╭──
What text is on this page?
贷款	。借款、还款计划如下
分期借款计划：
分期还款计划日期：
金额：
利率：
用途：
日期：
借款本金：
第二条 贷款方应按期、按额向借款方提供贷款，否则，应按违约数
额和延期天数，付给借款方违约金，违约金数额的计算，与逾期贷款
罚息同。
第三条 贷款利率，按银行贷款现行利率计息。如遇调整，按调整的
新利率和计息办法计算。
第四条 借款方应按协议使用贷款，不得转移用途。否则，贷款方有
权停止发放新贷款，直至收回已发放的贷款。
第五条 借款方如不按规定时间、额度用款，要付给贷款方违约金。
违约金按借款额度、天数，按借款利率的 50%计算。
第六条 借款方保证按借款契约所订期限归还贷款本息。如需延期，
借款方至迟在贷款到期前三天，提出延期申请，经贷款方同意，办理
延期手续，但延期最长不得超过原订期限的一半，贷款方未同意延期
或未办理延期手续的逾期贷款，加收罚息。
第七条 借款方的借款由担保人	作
╰──
Above are the records; copy all of them exactly.

What text is on this page?
贷款	。借款、还款计划如下
分期借款计划：
分期还款计划日期：
金额：
利率：
用途：
日期：
借款本金：
第二条 贷款方应按期、按额向借款方提供贷款，否则，应按违约数
额和延期天数，付给借款方违约金，违约金数额的计算，与逾期贷款
罚息同。
第三条 贷款利率，按银行贷款现行利率计息。如遇调整，按调整的
新利率和计息办法计算。
第四条 借款方应按协议使用贷款，不得转移用途。否则，贷款方有
权停止发放新贷款，直至收回已发放的贷款。
第五条 借款方如不按规定时间、额度用款，要付给贷款方违约金。
违约金按借款额度、天数，按借款利率的 50%计算。
第六条 借款方保证按借款契约所订期限归还贷款本息。如需延期，
借款方至迟在贷款到期前三天，提出延期申请，经贷款方同意，办理
延期手续，但延期最长不得超过原订期限的一半，贷款方未同意延期
或未办理延期手续的逾期贷款，加收罚息。
第七条 借款方的借款由担保人	作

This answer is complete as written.